* **WRITTEN EXERCISE**: Copy the entries below exactly. Images do not belong in the copy.

____

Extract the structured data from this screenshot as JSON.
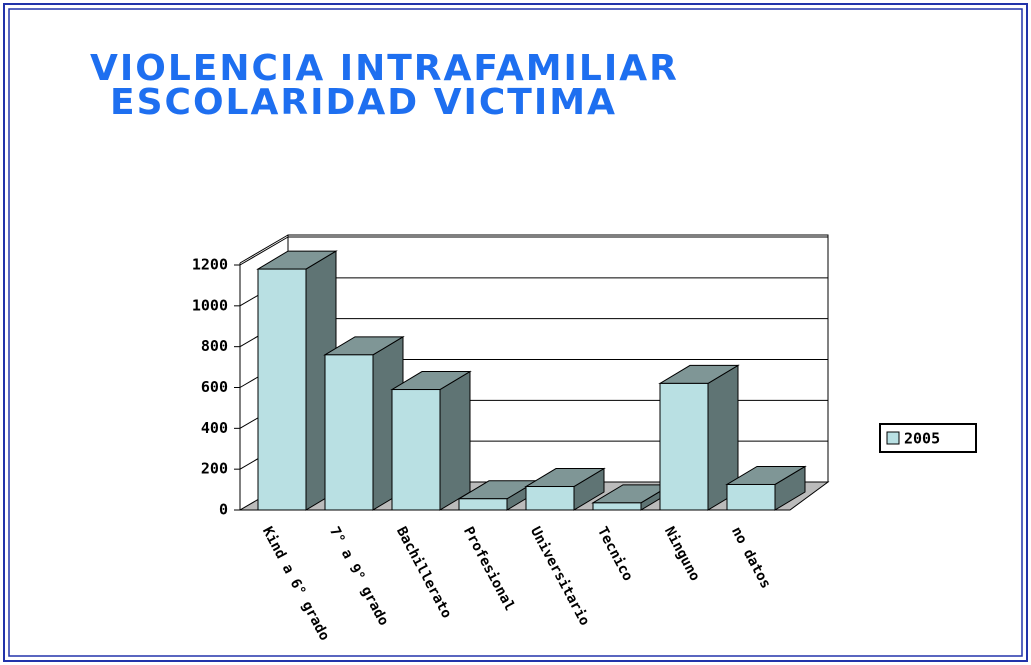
{
  "chart_data": {
    "type": "bar3d",
    "title": "VIOLENCIA INTRAFAMILIAR",
    "subtitle": "ESCOLARIDAD VICTIMA",
    "categories": [
      "Kind a 6° grado",
      "7° a 9° grado",
      "Bachillerato",
      "Profesional",
      "Universitario",
      "Tecnico",
      "Ninguno",
      "no datos"
    ],
    "series": [
      {
        "name": "2005",
        "color": "#b9e0e3",
        "values": [
          1180,
          760,
          590,
          55,
          115,
          35,
          620,
          125
        ]
      }
    ],
    "ylim": [
      0,
      1200
    ],
    "yticks": [
      0,
      200,
      400,
      600,
      800,
      1000,
      1200
    ],
    "grid": true,
    "legend": "right"
  }
}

____

* **RESULT OF THIS TASK**:
Extract the structured data from this screenshot as JSON.
{
  "chart_data": {
    "type": "bar3d",
    "title": "VIOLENCIA INTRAFAMILIAR",
    "subtitle": "ESCOLARIDAD VICTIMA",
    "categories": [
      "Kind a 6° grado",
      "7° a 9° grado",
      "Bachillerato",
      "Profesional",
      "Universitario",
      "Tecnico",
      "Ninguno",
      "no datos"
    ],
    "series": [
      {
        "name": "2005",
        "color": "#b9e0e3",
        "values": [
          1180,
          760,
          590,
          55,
          115,
          35,
          620,
          125
        ]
      }
    ],
    "ylim": [
      0,
      1200
    ],
    "yticks": [
      0,
      200,
      400,
      600,
      800,
      1000,
      1200
    ],
    "grid": true,
    "legend": "right"
  }
}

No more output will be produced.